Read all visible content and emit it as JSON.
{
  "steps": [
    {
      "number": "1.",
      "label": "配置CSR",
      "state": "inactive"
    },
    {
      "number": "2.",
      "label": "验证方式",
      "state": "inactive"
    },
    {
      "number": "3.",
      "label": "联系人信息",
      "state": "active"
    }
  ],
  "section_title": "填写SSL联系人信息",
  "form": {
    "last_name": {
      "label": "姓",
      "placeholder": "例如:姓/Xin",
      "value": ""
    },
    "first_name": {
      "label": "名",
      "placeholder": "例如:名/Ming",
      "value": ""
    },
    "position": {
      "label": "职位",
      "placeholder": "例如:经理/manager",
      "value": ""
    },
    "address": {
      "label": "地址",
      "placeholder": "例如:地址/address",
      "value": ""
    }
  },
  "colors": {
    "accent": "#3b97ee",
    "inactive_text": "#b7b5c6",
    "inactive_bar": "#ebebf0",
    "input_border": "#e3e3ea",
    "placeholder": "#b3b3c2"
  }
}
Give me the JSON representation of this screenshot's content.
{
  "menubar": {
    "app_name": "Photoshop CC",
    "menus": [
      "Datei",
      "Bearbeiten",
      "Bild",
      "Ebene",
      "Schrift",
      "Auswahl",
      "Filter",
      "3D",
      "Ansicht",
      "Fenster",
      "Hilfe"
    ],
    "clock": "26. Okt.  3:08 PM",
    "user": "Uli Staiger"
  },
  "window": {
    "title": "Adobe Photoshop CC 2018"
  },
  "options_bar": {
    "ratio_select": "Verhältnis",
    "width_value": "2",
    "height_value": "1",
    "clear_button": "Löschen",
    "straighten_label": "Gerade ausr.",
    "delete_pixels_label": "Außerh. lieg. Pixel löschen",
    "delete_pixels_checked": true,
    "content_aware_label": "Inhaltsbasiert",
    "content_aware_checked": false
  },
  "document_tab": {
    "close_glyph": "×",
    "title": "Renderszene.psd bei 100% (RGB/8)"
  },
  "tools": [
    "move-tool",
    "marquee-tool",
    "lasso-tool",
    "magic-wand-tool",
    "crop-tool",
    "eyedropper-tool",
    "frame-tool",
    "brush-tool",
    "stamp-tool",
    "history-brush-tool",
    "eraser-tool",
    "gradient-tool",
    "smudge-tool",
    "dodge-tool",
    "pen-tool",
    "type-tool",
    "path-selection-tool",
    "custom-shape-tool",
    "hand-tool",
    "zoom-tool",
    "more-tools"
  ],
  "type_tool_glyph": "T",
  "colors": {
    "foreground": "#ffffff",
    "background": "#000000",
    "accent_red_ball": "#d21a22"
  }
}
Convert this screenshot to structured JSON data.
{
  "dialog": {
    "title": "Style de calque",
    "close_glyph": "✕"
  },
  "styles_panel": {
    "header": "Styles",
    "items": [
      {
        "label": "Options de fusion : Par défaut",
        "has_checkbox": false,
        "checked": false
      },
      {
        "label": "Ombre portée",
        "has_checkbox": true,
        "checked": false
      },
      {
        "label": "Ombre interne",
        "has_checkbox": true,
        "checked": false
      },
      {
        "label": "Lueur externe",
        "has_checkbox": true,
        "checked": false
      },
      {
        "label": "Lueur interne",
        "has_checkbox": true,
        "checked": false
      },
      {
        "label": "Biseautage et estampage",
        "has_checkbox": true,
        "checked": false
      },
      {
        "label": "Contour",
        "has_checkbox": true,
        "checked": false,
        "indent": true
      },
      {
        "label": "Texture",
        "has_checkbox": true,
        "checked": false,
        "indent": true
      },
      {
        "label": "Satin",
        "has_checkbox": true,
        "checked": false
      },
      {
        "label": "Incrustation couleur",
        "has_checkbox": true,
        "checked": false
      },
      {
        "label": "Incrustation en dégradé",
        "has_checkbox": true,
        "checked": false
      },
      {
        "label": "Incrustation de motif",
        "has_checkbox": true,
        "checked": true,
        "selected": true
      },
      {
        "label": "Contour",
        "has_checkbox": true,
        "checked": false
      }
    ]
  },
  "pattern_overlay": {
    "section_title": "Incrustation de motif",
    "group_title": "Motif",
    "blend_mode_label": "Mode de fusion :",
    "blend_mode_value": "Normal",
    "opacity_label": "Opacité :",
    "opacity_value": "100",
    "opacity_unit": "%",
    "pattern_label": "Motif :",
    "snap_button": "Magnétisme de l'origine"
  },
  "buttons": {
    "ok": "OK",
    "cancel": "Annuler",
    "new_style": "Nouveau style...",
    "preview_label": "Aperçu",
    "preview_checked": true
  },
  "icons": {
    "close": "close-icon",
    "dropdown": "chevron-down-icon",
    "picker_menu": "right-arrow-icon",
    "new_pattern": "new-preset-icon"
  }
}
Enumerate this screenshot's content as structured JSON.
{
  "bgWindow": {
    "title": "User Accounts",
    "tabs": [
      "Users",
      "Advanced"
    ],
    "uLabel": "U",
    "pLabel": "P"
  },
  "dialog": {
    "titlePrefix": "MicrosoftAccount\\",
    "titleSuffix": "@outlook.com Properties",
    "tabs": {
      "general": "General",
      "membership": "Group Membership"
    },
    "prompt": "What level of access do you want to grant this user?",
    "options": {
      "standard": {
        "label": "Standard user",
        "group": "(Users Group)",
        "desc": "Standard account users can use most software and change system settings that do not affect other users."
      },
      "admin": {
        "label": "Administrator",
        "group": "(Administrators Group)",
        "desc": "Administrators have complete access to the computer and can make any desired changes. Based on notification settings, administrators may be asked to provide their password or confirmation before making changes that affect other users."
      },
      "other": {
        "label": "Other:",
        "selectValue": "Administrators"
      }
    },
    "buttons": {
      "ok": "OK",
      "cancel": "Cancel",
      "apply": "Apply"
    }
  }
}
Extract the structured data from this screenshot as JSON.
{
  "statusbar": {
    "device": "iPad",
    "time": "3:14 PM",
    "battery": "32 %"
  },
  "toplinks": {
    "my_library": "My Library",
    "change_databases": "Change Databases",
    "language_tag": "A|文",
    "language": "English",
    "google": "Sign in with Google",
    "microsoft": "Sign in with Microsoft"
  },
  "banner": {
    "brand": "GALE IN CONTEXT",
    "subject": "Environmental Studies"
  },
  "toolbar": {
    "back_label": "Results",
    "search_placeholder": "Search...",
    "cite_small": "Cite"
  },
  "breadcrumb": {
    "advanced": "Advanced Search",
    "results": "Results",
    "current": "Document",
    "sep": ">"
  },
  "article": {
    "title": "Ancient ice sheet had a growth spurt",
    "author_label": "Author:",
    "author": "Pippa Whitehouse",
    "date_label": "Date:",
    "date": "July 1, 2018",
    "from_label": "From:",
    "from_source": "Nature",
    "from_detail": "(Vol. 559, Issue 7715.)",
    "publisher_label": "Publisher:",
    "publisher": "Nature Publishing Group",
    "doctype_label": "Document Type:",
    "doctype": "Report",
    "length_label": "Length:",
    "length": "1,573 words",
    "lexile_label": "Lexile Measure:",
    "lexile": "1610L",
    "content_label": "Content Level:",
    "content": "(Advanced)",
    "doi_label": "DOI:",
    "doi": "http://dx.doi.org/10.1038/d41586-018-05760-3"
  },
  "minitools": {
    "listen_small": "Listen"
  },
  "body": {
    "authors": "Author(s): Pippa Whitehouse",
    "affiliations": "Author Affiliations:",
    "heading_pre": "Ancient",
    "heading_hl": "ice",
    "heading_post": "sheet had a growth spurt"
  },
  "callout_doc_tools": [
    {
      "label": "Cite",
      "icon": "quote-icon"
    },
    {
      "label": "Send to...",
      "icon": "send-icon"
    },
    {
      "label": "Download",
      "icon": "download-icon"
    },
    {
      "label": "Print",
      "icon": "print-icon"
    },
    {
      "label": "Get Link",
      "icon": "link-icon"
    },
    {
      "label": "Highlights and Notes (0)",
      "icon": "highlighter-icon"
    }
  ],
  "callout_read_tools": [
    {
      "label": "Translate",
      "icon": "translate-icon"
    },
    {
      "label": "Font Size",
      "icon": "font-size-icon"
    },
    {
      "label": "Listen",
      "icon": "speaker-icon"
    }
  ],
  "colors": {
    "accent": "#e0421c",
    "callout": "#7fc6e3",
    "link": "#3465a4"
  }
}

════════════════

WRITTEN REQUEST: Copy every line of the listing that contains the word "this".

THE OUTPUT:
Give me the JSON representation of this screenshot's content.
Convert this screenshot to structured JSON data.
Enumerate this screenshot's content as structured JSON.
    "prompt": "What level of access do you want to grant this user?",
Extract the structured data from this screenshot as JSON.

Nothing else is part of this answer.